Directive: Each entry has to be copied exactly, with nothing missed.
*** Input material ***
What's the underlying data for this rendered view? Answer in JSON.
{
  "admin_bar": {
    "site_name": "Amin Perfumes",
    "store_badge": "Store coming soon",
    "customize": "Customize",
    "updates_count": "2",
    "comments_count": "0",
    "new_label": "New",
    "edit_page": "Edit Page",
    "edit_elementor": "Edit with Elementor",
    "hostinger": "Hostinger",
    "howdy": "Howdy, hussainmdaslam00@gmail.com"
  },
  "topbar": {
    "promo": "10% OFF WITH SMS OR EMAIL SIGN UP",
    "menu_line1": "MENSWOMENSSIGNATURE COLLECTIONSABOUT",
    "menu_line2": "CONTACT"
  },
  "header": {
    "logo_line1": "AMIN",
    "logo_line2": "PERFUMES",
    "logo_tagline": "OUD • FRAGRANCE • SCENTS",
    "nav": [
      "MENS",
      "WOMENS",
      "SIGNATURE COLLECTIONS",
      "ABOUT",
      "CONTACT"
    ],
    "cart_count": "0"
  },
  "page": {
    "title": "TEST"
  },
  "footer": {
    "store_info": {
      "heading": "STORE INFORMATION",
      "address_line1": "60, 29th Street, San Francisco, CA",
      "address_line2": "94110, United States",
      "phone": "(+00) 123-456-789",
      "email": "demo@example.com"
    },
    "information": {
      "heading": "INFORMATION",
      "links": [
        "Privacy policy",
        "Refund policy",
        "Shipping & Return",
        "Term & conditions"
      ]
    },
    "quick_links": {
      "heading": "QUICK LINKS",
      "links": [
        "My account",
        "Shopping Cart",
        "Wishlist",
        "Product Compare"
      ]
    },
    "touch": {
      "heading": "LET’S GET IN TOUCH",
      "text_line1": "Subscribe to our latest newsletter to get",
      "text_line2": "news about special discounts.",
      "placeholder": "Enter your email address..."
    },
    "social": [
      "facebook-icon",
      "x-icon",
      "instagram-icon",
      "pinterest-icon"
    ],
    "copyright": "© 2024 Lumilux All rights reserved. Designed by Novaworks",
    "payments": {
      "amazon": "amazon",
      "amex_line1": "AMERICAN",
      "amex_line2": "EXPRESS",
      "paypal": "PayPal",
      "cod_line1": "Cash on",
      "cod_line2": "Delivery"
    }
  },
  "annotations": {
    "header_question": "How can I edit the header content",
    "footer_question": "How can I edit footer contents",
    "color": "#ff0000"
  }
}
***
Written response:
What's the underlying data for this rendered view? Answer in JSON.
{
  "admin_bar": {
    "site_name": "Amin Perfumes",
    "store_badge": "Store coming soon",
    "customize": "Customize",
    "updates_count": "2",
    "comments_count": "0",
    "new_label": "New",
    "edit_page": "Edit Page",
    "edit_elementor": "Edit with Elementor",
    "hostinger": "Hostinger",
    "howdy": "Howdy, hussainmdaslam00@gmail.com"
  },
  "topbar": {
    "promo": "10% OFF WITH SMS OR EMAIL SIGN UP",
    "menu_line1": "MENSWOMENSSIGNATURE COLLECTIONSABOUT",
    "menu_line2": "CONTACT"
  },
  "header": {
    "logo_line1": "AMIN",
    "logo_line2": "PERFUMES",
    "logo_tagline": "OUD • FRAGRANCE • SCENTS",
    "nav": [
      "MENS",
      "WOMENS",
      "SIGNATURE COLLECTIONS",
      "ABOUT",
      "CONTACT"
    ],
    "cart_count": "0"
  },
  "page": {
    "title": "TEST"
  },
  "footer": {
    "store_info": {
      "heading": "STORE INFORMATION",
      "address_line1": "60, 29th Street, San Francisco, CA",
      "address_line2": "94110, United States",
      "phone": "(+00) 123-456-789",
      "email": "demo@example.com"
    },
    "information": {
      "heading": "INFORMATION",
      "links": [
        "Privacy policy",
        "Refund policy",
        "Shipping & Return",
        "Term & conditions"
      ]
    },
    "quick_links": {
      "heading": "QUICK LINKS",
      "links": [
        "My account",
        "Shopping Cart",
        "Wishlist",
        "Product Compare"
      ]
    },
    "touch": {
      "heading": "LET’S GET IN TOUCH",
      "text_line1": "Subscribe to our latest newsletter to get",
      "text_line2": "news about special discounts.",
      "placeholder": "Enter your email address..."
    },
    "social": [
      "facebook-icon",
      "x-icon",
      "instagram-icon",
      "pinterest-icon"
    ],
    "copyright": "© 2024 Lumilux All rights reserved. Designed by Novaworks",
    "payments": {
      "amazon": "amazon",
      "amex_line1": "AMERICAN",
      "amex_line2": "EXPRESS",
      "paypal": "PayPal",
      "cod_line1": "Cash on",
      "cod_line2": "Delivery"
    }
  },
  "annotations": {
    "header_question": "How can I edit the header content",
    "footer_question": "How can I edit footer contents",
    "color": "#ff0000"
  }
}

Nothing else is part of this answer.